→ WHAT YOU ARE ASKED TO DO
Write out the entire listing below exactly, with the pictures left out.

::::::

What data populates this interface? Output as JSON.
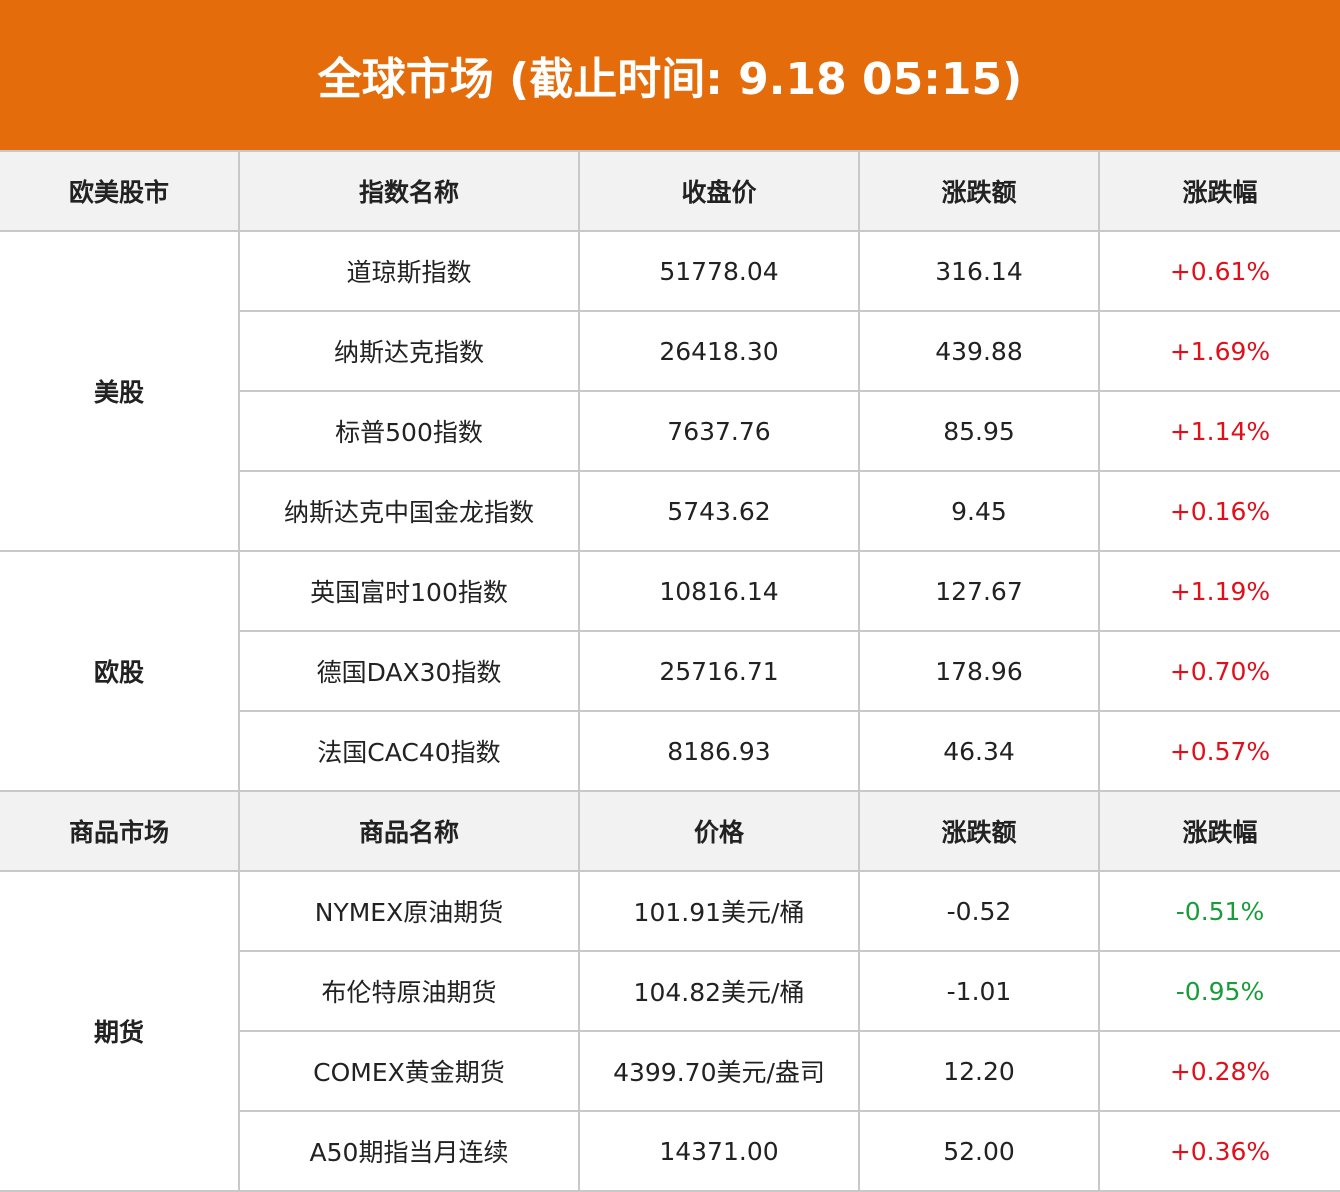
{
  "header": {
    "title": "全球市场 (截止时间: 9.18 05:15)"
  },
  "sections": [
    {
      "header": [
        "欧美股市",
        "指数名称",
        "收盘价",
        "涨跌额",
        "涨跌幅"
      ],
      "groups": [
        {
          "name": "美股",
          "rows": [
            [
              "道琼斯指数",
              "51778.04",
              "316.14",
              "+0.61%"
            ],
            [
              "纳斯达克指数",
              "26418.30",
              "439.88",
              "+1.69%"
            ],
            [
              "标普500指数",
              "7637.76",
              "85.95",
              "+1.14%"
            ],
            [
              "纳斯达克中国金龙指数",
              "5743.62",
              "9.45",
              "+0.16%"
            ]
          ]
        },
        {
          "name": "欧股",
          "rows": [
            [
              "英国富时100指数",
              "10816.14",
              "127.67",
              "+1.19%"
            ],
            [
              "德国DAX30指数",
              "25716.71",
              "178.96",
              "+0.70%"
            ],
            [
              "法国CAC40指数",
              "8186.93",
              "46.34",
              "+0.57%"
            ]
          ]
        }
      ]
    },
    {
      "header": [
        "商品市场",
        "商品名称",
        "价格",
        "涨跌额",
        "涨跌幅"
      ],
      "groups": [
        {
          "name": "期货",
          "rows": [
            [
              "NYMEX原油期货",
              "101.91美元/桶",
              "-0.52",
              "-0.51%"
            ],
            [
              "布伦特原油期货",
              "104.82美元/桶",
              "-1.01",
              "-0.95%"
            ],
            [
              "COMEX黄金期货",
              "4399.70美元/盎司",
              "12.20",
              "+0.28%"
            ],
            [
              "A50期指当月连续",
              "14371.00",
              "52.00",
              "+0.36%"
            ]
          ]
        }
      ]
    }
  ]
}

::::::

→ RESPONSE TO THE TASK
What data populates this interface? Output as JSON.
{
  "header": {
    "title": "全球市场 (截止时间: 9.18 05:15)"
  },
  "sections": [
    {
      "header": [
        "欧美股市",
        "指数名称",
        "收盘价",
        "涨跌额",
        "涨跌幅"
      ],
      "groups": [
        {
          "name": "美股",
          "rows": [
            [
              "道琼斯指数",
              "51778.04",
              "316.14",
              "+0.61%"
            ],
            [
              "纳斯达克指数",
              "26418.30",
              "439.88",
              "+1.69%"
            ],
            [
              "标普500指数",
              "7637.76",
              "85.95",
              "+1.14%"
            ],
            [
              "纳斯达克中国金龙指数",
              "5743.62",
              "9.45",
              "+0.16%"
            ]
          ]
        },
        {
          "name": "欧股",
          "rows": [
            [
              "英国富时100指数",
              "10816.14",
              "127.67",
              "+1.19%"
            ],
            [
              "德国DAX30指数",
              "25716.71",
              "178.96",
              "+0.70%"
            ],
            [
              "法国CAC40指数",
              "8186.93",
              "46.34",
              "+0.57%"
            ]
          ]
        }
      ]
    },
    {
      "header": [
        "商品市场",
        "商品名称",
        "价格",
        "涨跌额",
        "涨跌幅"
      ],
      "groups": [
        {
          "name": "期货",
          "rows": [
            [
              "NYMEX原油期货",
              "101.91美元/桶",
              "-0.52",
              "-0.51%"
            ],
            [
              "布伦特原油期货",
              "104.82美元/桶",
              "-1.01",
              "-0.95%"
            ],
            [
              "COMEX黄金期货",
              "4399.70美元/盎司",
              "12.20",
              "+0.28%"
            ],
            [
              "A50期指当月连续",
              "14371.00",
              "52.00",
              "+0.36%"
            ]
          ]
        }
      ]
    }
  ]
}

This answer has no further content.